_Written task_
Will you extract the entries word for word? Images should not appear in the copy.

_Records from a collection of figures_
---+---

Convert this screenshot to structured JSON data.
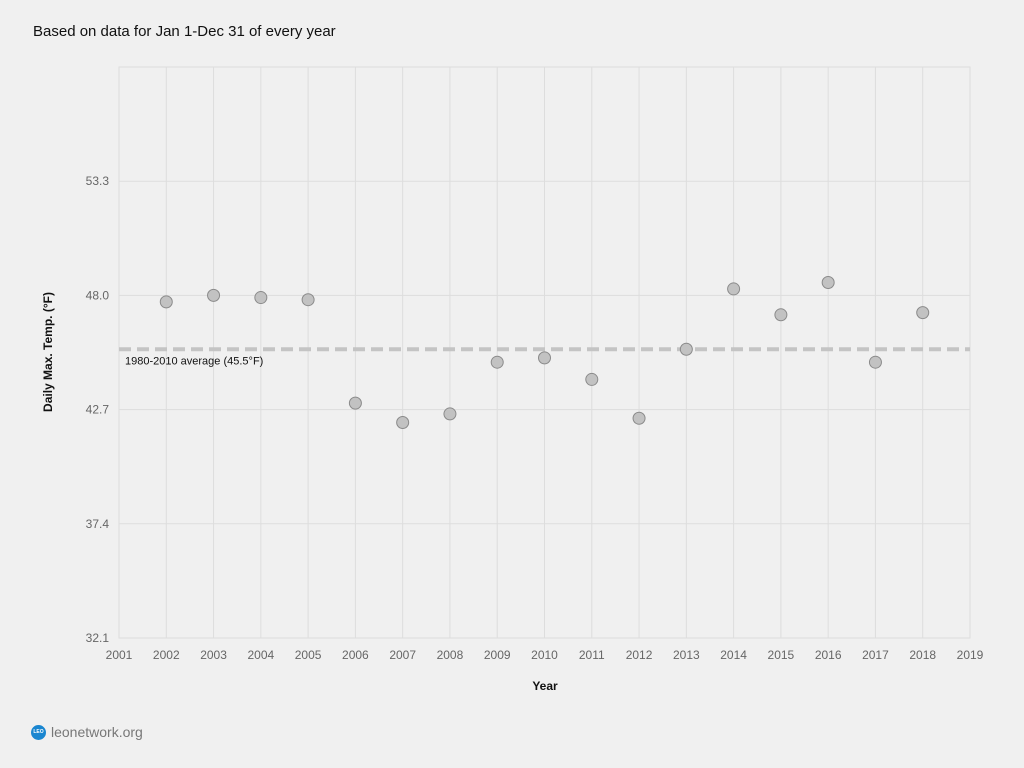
{
  "subtitle": "Based on data for Jan 1-Dec 31 of every year",
  "footer": {
    "logo_text": "LEO",
    "site": "leonetwork.org"
  },
  "colors": {
    "point_fill": "#c2c2c2",
    "point_stroke": "#8a8a8a",
    "avg_line": "#c4c4c4",
    "grid": "#dddddd",
    "logo": "#1a86d0"
  },
  "chart_data": {
    "type": "scatter",
    "title": "Based on data for Jan 1-Dec 31 of every year",
    "xlabel": "Year",
    "ylabel": "Daily Max. Temp. (°F)",
    "xlim": [
      2001,
      2019
    ],
    "ylim": [
      32.1,
      58.6
    ],
    "xticks": [
      "2001",
      "2002",
      "2003",
      "2004",
      "2005",
      "2006",
      "2007",
      "2008",
      "2009",
      "2010",
      "2011",
      "2012",
      "2013",
      "2014",
      "2015",
      "2016",
      "2017",
      "2018",
      "2019"
    ],
    "yticks": [
      "32.1",
      "37.4",
      "42.7",
      "48.0",
      "53.3"
    ],
    "ytick_values": [
      32.1,
      37.4,
      42.7,
      48.0,
      53.3
    ],
    "ygrid_values": [
      32.1,
      37.4,
      42.7,
      48.0,
      53.3,
      58.6
    ],
    "grid": true,
    "x": [
      2002,
      2003,
      2004,
      2005,
      2006,
      2007,
      2008,
      2009,
      2010,
      2011,
      2012,
      2013,
      2014,
      2015,
      2016,
      2017,
      2018
    ],
    "y": [
      47.7,
      48.0,
      47.9,
      47.8,
      43.0,
      42.1,
      42.5,
      44.9,
      45.1,
      44.1,
      42.3,
      45.5,
      48.3,
      47.1,
      48.6,
      44.9,
      47.2
    ],
    "reference_line": {
      "value": 45.5,
      "label": "1980-2010 average (45.5°F)"
    }
  }
}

---+---

_Finished exercise_
Convert this screenshot to structured JSON data.
{
  "subtitle": "Based on data for Jan 1-Dec 31 of every year",
  "footer": {
    "logo_text": "LEO",
    "site": "leonetwork.org"
  },
  "colors": {
    "point_fill": "#c2c2c2",
    "point_stroke": "#8a8a8a",
    "avg_line": "#c4c4c4",
    "grid": "#dddddd",
    "logo": "#1a86d0"
  },
  "chart_data": {
    "type": "scatter",
    "title": "Based on data for Jan 1-Dec 31 of every year",
    "xlabel": "Year",
    "ylabel": "Daily Max. Temp. (°F)",
    "xlim": [
      2001,
      2019
    ],
    "ylim": [
      32.1,
      58.6
    ],
    "xticks": [
      "2001",
      "2002",
      "2003",
      "2004",
      "2005",
      "2006",
      "2007",
      "2008",
      "2009",
      "2010",
      "2011",
      "2012",
      "2013",
      "2014",
      "2015",
      "2016",
      "2017",
      "2018",
      "2019"
    ],
    "yticks": [
      "32.1",
      "37.4",
      "42.7",
      "48.0",
      "53.3"
    ],
    "ytick_values": [
      32.1,
      37.4,
      42.7,
      48.0,
      53.3
    ],
    "ygrid_values": [
      32.1,
      37.4,
      42.7,
      48.0,
      53.3,
      58.6
    ],
    "grid": true,
    "x": [
      2002,
      2003,
      2004,
      2005,
      2006,
      2007,
      2008,
      2009,
      2010,
      2011,
      2012,
      2013,
      2014,
      2015,
      2016,
      2017,
      2018
    ],
    "y": [
      47.7,
      48.0,
      47.9,
      47.8,
      43.0,
      42.1,
      42.5,
      44.9,
      45.1,
      44.1,
      42.3,
      45.5,
      48.3,
      47.1,
      48.6,
      44.9,
      47.2
    ],
    "reference_line": {
      "value": 45.5,
      "label": "1980-2010 average (45.5°F)"
    }
  }
}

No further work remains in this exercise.